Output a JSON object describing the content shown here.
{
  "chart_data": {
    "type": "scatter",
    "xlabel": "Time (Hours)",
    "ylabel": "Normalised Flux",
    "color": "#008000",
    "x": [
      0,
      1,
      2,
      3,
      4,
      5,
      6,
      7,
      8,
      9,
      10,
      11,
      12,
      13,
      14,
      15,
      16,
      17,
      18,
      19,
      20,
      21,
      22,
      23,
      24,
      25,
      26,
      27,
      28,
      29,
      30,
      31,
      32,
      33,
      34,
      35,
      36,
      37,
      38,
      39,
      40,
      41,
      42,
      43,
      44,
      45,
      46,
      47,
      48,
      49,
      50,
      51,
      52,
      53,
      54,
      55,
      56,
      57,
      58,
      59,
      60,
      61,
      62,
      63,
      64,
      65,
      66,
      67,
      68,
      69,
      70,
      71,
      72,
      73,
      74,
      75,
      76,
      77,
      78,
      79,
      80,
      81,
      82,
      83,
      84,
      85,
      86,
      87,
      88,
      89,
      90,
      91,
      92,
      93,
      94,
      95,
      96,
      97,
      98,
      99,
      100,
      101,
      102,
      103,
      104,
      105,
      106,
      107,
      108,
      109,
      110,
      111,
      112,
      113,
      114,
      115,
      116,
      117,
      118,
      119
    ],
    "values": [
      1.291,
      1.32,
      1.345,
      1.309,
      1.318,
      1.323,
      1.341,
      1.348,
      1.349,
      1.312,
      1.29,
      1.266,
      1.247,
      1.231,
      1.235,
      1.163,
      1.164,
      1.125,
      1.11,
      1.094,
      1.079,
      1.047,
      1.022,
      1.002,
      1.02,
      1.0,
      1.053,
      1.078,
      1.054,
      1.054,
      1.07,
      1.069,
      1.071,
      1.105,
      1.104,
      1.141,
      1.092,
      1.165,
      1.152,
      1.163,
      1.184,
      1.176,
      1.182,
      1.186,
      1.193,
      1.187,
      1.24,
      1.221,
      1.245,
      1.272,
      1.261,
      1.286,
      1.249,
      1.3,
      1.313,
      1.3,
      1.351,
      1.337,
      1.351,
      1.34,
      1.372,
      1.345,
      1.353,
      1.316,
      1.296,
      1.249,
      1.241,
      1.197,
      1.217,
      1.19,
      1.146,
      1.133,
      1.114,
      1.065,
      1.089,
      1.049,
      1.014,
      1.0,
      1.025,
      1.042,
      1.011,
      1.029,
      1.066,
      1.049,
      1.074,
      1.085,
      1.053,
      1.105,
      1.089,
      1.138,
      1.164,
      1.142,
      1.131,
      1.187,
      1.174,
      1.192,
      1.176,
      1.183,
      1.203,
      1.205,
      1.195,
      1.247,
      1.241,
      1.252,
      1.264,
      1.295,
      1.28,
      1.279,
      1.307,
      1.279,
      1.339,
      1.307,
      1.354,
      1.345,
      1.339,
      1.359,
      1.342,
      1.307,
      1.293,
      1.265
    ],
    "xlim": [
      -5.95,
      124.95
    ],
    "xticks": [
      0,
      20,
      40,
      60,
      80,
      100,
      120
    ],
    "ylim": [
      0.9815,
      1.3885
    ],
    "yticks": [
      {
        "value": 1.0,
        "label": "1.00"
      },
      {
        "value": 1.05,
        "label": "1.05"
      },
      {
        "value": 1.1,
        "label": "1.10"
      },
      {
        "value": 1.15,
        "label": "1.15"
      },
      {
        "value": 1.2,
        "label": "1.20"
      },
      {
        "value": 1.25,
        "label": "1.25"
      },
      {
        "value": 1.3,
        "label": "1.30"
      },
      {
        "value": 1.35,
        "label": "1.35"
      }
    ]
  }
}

GIVEN REQUEST | Every entry above should be retyped exactly as shown.

THE REPLY |
Output a JSON object describing the content shown here.
{
  "chart_data": {
    "type": "scatter",
    "xlabel": "Time (Hours)",
    "ylabel": "Normalised Flux",
    "color": "#008000",
    "x": [
      0,
      1,
      2,
      3,
      4,
      5,
      6,
      7,
      8,
      9,
      10,
      11,
      12,
      13,
      14,
      15,
      16,
      17,
      18,
      19,
      20,
      21,
      22,
      23,
      24,
      25,
      26,
      27,
      28,
      29,
      30,
      31,
      32,
      33,
      34,
      35,
      36,
      37,
      38,
      39,
      40,
      41,
      42,
      43,
      44,
      45,
      46,
      47,
      48,
      49,
      50,
      51,
      52,
      53,
      54,
      55,
      56,
      57,
      58,
      59,
      60,
      61,
      62,
      63,
      64,
      65,
      66,
      67,
      68,
      69,
      70,
      71,
      72,
      73,
      74,
      75,
      76,
      77,
      78,
      79,
      80,
      81,
      82,
      83,
      84,
      85,
      86,
      87,
      88,
      89,
      90,
      91,
      92,
      93,
      94,
      95,
      96,
      97,
      98,
      99,
      100,
      101,
      102,
      103,
      104,
      105,
      106,
      107,
      108,
      109,
      110,
      111,
      112,
      113,
      114,
      115,
      116,
      117,
      118,
      119
    ],
    "values": [
      1.291,
      1.32,
      1.345,
      1.309,
      1.318,
      1.323,
      1.341,
      1.348,
      1.349,
      1.312,
      1.29,
      1.266,
      1.247,
      1.231,
      1.235,
      1.163,
      1.164,
      1.125,
      1.11,
      1.094,
      1.079,
      1.047,
      1.022,
      1.002,
      1.02,
      1.0,
      1.053,
      1.078,
      1.054,
      1.054,
      1.07,
      1.069,
      1.071,
      1.105,
      1.104,
      1.141,
      1.092,
      1.165,
      1.152,
      1.163,
      1.184,
      1.176,
      1.182,
      1.186,
      1.193,
      1.187,
      1.24,
      1.221,
      1.245,
      1.272,
      1.261,
      1.286,
      1.249,
      1.3,
      1.313,
      1.3,
      1.351,
      1.337,
      1.351,
      1.34,
      1.372,
      1.345,
      1.353,
      1.316,
      1.296,
      1.249,
      1.241,
      1.197,
      1.217,
      1.19,
      1.146,
      1.133,
      1.114,
      1.065,
      1.089,
      1.049,
      1.014,
      1.0,
      1.025,
      1.042,
      1.011,
      1.029,
      1.066,
      1.049,
      1.074,
      1.085,
      1.053,
      1.105,
      1.089,
      1.138,
      1.164,
      1.142,
      1.131,
      1.187,
      1.174,
      1.192,
      1.176,
      1.183,
      1.203,
      1.205,
      1.195,
      1.247,
      1.241,
      1.252,
      1.264,
      1.295,
      1.28,
      1.279,
      1.307,
      1.279,
      1.339,
      1.307,
      1.354,
      1.345,
      1.339,
      1.359,
      1.342,
      1.307,
      1.293,
      1.265
    ],
    "xlim": [
      -5.95,
      124.95
    ],
    "xticks": [
      0,
      20,
      40,
      60,
      80,
      100,
      120
    ],
    "ylim": [
      0.9815,
      1.3885
    ],
    "yticks": [
      {
        "value": 1.0,
        "label": "1.00"
      },
      {
        "value": 1.05,
        "label": "1.05"
      },
      {
        "value": 1.1,
        "label": "1.10"
      },
      {
        "value": 1.15,
        "label": "1.15"
      },
      {
        "value": 1.2,
        "label": "1.20"
      },
      {
        "value": 1.25,
        "label": "1.25"
      },
      {
        "value": 1.3,
        "label": "1.30"
      },
      {
        "value": 1.35,
        "label": "1.35"
      }
    ]
  }
}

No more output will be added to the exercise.